• _Work required_: Answer with one number: how many lines hold "umowy".

#####

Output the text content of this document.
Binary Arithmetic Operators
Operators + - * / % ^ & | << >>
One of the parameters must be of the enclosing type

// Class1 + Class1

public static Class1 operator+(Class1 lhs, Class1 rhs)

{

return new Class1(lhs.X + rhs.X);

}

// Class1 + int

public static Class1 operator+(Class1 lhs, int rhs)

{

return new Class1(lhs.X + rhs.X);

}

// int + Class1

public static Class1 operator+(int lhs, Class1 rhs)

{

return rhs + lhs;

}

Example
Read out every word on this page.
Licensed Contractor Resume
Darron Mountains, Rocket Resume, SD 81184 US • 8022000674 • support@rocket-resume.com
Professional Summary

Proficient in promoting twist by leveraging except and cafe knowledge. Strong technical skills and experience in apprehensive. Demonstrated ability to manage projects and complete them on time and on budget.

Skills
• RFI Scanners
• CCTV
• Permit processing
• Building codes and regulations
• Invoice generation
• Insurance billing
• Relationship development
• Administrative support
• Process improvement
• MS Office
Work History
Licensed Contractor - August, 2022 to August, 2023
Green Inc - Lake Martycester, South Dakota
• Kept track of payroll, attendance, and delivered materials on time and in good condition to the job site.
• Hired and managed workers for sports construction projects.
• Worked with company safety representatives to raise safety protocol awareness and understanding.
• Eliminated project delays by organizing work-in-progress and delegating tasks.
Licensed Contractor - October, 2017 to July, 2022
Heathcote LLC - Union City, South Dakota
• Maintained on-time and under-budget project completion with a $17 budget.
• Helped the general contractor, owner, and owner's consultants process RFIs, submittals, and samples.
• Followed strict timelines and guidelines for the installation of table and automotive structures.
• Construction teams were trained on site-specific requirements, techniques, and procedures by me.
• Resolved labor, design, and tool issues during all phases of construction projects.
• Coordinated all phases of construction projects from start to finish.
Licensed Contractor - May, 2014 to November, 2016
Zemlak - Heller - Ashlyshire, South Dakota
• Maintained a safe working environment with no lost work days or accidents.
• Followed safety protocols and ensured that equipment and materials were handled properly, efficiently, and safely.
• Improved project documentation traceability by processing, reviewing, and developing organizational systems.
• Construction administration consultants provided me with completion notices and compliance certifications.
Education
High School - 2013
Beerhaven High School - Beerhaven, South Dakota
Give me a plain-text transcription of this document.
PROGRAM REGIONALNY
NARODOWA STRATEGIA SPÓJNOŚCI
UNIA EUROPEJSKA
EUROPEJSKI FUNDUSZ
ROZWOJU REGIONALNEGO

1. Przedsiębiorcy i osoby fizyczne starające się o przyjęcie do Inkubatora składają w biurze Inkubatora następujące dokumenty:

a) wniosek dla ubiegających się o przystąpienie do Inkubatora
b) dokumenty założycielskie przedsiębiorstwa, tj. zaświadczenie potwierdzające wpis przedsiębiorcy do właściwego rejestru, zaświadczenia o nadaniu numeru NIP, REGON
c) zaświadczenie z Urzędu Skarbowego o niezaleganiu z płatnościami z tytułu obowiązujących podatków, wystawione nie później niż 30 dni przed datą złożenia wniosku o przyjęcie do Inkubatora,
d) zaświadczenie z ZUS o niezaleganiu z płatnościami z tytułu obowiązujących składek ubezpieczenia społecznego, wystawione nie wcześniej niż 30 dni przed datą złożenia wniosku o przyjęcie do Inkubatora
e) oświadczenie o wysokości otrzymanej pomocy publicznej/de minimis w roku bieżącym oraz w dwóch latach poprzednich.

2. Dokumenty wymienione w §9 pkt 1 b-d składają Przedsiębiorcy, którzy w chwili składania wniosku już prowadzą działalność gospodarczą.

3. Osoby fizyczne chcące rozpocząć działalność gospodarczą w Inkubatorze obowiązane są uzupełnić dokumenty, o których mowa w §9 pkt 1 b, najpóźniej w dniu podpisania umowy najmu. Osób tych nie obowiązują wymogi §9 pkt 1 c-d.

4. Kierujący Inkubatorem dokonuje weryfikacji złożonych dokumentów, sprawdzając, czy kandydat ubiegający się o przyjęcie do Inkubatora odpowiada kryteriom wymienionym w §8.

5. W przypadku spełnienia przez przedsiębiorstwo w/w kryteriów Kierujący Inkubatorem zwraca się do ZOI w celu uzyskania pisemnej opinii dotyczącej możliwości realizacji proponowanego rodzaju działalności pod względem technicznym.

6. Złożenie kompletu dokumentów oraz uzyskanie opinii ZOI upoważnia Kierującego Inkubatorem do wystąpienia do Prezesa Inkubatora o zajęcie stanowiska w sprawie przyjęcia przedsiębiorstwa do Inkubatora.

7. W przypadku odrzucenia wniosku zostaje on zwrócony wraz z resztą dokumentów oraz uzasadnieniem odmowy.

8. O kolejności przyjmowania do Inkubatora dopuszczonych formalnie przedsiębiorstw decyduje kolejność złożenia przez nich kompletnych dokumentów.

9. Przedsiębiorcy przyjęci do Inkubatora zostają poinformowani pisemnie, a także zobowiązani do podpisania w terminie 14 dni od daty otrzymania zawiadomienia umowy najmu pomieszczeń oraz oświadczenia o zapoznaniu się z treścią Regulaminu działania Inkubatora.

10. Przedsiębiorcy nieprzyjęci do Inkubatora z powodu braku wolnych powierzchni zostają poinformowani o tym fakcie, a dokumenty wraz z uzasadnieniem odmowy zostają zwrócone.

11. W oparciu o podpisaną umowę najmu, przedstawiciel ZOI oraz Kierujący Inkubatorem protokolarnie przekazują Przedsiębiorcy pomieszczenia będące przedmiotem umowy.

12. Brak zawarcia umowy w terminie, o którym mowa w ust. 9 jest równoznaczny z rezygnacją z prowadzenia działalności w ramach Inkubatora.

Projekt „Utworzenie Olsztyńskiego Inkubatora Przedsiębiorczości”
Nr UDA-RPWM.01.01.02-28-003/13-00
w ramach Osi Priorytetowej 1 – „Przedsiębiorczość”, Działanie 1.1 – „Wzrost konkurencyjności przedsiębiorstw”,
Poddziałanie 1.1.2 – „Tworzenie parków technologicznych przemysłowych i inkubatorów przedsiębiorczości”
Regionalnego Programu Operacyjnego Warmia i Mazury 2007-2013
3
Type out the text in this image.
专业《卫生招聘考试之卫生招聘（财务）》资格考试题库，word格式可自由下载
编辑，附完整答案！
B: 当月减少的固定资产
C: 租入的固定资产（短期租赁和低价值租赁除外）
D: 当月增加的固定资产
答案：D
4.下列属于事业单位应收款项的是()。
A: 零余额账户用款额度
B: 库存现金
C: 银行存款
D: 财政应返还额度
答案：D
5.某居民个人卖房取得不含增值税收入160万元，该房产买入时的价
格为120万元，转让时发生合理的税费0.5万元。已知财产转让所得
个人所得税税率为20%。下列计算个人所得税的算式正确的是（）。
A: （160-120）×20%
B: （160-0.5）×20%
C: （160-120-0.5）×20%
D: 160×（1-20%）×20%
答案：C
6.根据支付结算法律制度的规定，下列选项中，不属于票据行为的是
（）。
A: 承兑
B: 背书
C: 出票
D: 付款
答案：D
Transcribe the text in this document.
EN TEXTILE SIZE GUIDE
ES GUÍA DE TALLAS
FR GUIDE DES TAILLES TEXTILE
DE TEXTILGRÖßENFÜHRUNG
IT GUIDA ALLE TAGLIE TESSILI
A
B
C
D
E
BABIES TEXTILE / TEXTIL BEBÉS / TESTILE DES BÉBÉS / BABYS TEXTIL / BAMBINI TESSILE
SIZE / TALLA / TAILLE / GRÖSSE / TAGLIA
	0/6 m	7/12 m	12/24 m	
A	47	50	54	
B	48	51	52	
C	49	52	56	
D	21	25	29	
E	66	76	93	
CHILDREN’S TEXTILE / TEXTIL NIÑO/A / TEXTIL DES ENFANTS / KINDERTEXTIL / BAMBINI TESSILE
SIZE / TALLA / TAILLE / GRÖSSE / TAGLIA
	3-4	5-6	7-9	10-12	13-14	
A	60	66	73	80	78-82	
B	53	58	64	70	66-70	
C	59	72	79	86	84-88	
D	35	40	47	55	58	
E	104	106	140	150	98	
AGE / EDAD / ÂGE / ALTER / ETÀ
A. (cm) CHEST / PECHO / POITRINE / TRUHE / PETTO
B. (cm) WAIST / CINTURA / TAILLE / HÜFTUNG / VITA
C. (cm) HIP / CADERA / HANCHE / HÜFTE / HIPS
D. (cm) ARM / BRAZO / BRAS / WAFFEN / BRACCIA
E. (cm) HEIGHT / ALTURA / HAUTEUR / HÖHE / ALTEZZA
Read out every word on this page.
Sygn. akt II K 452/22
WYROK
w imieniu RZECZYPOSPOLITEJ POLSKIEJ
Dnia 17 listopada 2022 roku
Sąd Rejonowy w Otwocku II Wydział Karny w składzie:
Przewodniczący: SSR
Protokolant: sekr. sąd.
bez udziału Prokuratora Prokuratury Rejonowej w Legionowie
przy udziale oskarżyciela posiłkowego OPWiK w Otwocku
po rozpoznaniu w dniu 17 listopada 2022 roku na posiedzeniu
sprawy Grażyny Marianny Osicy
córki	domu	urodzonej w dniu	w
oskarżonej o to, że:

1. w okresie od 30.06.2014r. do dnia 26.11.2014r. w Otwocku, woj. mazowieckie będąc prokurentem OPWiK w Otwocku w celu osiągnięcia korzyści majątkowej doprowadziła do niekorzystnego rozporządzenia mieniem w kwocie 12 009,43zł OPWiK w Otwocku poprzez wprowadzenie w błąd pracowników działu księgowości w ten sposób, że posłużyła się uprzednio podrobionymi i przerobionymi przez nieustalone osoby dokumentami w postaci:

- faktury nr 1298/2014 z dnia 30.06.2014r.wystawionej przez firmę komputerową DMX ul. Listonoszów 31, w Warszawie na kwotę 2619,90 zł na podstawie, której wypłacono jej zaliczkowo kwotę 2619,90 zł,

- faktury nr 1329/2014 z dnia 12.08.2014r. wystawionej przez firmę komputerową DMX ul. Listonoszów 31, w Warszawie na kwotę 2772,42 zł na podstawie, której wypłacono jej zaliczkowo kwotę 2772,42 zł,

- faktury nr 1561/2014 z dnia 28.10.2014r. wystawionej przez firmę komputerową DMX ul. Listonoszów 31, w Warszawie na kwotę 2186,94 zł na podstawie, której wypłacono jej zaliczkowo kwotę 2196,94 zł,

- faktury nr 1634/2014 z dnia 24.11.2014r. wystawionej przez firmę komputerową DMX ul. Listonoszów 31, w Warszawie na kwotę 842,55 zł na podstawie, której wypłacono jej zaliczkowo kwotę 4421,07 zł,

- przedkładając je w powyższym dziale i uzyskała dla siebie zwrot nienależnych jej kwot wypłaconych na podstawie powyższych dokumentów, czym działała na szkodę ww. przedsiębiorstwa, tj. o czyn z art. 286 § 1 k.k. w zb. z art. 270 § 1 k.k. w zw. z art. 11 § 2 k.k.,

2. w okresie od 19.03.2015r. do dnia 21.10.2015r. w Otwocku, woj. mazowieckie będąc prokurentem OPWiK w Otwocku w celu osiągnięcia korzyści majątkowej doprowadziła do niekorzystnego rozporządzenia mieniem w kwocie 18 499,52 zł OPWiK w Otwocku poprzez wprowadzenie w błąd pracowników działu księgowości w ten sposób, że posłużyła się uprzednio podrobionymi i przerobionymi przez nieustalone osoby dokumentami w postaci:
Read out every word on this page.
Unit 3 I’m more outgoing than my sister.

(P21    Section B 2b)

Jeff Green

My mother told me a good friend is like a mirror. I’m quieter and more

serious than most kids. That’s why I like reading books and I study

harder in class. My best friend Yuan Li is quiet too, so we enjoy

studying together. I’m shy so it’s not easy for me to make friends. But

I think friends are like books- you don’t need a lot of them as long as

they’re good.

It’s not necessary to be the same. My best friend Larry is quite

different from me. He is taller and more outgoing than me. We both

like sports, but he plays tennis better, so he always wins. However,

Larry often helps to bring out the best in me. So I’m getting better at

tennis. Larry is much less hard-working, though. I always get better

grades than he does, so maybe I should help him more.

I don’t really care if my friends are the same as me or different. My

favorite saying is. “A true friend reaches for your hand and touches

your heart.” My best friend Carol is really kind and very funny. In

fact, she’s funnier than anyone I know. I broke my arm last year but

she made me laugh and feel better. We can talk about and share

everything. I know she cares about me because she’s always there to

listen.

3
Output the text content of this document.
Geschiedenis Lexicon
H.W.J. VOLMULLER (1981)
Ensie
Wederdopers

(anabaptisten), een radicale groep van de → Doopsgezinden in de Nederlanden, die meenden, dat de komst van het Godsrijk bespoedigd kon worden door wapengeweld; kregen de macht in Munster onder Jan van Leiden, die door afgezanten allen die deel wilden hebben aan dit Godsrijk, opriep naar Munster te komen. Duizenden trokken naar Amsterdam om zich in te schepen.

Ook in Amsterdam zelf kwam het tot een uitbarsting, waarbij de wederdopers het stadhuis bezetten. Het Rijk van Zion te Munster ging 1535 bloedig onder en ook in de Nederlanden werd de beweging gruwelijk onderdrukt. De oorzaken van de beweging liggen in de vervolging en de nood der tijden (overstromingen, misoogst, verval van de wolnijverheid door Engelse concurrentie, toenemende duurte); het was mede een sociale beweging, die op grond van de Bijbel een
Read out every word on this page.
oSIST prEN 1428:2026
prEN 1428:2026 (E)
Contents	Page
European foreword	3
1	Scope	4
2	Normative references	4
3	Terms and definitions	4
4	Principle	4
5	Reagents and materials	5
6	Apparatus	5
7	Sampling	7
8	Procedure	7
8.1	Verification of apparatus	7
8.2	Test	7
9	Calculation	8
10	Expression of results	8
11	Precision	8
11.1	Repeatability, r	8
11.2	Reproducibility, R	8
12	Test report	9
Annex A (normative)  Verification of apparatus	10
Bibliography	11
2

#####

• _Correct result_: 4